* [Task to complete]:
Examine the records and identify each line that includes the string "corrected". Copy those lines.

* [Exercise data]:
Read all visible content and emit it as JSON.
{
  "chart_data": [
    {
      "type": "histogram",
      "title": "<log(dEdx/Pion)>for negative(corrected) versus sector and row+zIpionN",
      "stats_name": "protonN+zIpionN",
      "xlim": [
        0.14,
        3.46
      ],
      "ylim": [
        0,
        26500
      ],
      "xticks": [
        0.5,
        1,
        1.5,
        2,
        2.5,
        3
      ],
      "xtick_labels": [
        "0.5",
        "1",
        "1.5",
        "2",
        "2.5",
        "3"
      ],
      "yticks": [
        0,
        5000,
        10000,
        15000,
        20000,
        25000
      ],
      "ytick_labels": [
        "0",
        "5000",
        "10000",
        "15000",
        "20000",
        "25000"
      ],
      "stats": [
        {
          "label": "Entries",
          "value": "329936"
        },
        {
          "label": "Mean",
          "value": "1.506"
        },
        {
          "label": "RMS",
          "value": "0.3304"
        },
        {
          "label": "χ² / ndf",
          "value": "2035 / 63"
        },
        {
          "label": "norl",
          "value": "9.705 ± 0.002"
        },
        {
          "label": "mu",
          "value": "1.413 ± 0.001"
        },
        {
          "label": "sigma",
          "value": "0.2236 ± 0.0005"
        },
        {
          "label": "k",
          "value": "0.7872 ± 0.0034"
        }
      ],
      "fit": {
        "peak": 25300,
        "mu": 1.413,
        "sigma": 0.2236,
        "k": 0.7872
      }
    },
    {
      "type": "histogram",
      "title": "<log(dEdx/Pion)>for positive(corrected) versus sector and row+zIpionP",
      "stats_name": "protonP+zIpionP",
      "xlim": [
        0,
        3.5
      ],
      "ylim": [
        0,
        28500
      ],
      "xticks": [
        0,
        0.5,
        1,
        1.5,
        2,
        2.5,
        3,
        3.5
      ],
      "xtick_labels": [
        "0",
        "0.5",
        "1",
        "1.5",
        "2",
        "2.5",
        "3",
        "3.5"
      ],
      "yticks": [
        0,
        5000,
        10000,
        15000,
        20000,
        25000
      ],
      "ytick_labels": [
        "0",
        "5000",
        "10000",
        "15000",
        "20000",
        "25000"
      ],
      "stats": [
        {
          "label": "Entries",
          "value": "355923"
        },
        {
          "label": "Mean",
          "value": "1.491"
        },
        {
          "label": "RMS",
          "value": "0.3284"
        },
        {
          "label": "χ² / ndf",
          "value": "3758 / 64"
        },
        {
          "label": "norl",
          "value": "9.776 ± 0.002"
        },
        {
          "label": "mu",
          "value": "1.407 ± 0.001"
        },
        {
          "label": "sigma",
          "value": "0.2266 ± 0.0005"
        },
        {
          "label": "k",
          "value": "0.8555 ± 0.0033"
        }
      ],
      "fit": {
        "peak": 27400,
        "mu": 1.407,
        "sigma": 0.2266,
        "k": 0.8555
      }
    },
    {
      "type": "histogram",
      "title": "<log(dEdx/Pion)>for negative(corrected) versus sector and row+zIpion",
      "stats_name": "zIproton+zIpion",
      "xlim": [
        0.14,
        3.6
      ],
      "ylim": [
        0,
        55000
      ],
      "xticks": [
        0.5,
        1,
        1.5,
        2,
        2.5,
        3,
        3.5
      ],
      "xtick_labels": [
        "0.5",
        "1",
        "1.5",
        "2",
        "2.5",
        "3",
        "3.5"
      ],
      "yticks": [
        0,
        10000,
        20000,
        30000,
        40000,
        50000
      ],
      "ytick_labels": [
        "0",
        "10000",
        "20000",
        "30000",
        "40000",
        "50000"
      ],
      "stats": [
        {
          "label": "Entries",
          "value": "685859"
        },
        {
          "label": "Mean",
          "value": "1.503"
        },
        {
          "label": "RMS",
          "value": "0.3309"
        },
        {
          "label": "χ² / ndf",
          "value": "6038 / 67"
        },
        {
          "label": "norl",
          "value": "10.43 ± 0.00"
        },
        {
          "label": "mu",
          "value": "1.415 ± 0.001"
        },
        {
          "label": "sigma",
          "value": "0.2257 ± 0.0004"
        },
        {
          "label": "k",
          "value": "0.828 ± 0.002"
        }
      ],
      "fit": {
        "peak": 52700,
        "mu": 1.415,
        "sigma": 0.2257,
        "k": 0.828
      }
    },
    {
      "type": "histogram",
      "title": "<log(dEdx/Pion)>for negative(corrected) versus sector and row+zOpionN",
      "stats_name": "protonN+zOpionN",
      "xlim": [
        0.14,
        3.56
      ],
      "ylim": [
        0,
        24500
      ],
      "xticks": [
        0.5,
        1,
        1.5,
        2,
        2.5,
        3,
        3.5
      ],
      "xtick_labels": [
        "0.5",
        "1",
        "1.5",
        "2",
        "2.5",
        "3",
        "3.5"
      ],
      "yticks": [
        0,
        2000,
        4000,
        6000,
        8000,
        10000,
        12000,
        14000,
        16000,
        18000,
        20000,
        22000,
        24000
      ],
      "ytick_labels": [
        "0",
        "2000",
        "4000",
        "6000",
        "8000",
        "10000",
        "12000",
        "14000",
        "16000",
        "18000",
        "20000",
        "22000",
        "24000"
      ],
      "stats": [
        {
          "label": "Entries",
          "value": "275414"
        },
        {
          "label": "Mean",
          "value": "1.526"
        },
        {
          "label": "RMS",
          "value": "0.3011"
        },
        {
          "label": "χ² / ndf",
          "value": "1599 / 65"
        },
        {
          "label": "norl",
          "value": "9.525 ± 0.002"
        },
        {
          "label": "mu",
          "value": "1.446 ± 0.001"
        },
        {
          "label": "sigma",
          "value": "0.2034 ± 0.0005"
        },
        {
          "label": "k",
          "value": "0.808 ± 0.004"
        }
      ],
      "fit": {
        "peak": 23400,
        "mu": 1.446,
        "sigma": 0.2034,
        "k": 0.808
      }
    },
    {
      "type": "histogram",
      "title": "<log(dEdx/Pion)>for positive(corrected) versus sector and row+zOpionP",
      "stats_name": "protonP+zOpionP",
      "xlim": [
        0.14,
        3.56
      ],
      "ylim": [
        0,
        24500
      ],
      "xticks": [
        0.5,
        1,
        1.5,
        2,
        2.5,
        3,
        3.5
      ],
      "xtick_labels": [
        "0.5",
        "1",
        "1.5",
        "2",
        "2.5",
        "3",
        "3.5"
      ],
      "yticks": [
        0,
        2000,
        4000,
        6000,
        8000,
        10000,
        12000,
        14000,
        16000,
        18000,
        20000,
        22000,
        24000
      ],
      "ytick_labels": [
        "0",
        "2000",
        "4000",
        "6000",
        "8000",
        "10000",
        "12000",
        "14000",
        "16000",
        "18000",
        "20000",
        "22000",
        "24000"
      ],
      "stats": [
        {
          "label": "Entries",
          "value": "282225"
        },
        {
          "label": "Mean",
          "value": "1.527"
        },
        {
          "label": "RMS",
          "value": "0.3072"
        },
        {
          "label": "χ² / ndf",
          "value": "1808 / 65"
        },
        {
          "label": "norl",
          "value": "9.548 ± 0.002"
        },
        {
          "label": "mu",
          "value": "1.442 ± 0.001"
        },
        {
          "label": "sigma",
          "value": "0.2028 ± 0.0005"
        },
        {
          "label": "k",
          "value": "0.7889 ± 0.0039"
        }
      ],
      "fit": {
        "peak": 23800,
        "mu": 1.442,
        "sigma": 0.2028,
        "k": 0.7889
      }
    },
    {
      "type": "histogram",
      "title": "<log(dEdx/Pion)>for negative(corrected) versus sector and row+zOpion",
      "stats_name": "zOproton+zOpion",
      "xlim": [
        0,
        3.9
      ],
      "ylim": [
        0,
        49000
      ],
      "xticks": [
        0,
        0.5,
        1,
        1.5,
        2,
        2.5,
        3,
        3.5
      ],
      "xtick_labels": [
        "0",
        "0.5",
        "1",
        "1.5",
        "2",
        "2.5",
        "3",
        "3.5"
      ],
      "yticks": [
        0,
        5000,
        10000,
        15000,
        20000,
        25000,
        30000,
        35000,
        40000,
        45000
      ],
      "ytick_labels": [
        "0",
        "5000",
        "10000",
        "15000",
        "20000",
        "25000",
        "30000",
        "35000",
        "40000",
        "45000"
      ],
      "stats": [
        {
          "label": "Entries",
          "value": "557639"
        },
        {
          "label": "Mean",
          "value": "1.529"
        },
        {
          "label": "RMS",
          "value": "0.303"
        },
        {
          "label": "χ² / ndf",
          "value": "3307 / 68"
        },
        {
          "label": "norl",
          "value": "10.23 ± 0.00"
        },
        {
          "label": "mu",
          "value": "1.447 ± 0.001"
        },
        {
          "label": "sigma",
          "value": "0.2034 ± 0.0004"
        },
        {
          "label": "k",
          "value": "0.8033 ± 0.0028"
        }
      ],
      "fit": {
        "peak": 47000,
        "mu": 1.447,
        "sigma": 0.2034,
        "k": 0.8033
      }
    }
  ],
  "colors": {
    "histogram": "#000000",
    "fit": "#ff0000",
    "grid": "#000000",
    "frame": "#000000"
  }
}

* [Response below]:
      "title": "<log(dEdx/Pion)>for negative(corrected) versus sector and row+zIpionN",
      "title": "<log(dEdx/Pion)>for positive(corrected) versus sector and row+zIpionP",
      "title": "<log(dEdx/Pion)>for negative(corrected) versus sector and row+zIpion",
      "title": "<log(dEdx/Pion)>for negative(corrected) versus sector and row+zOpionN",
      "title": "<log(dEdx/Pion)>for positive(corrected) versus sector and row+zOpionP",
      "title": "<log(dEdx/Pion)>for negative(corrected) versus sector and row+zOpion",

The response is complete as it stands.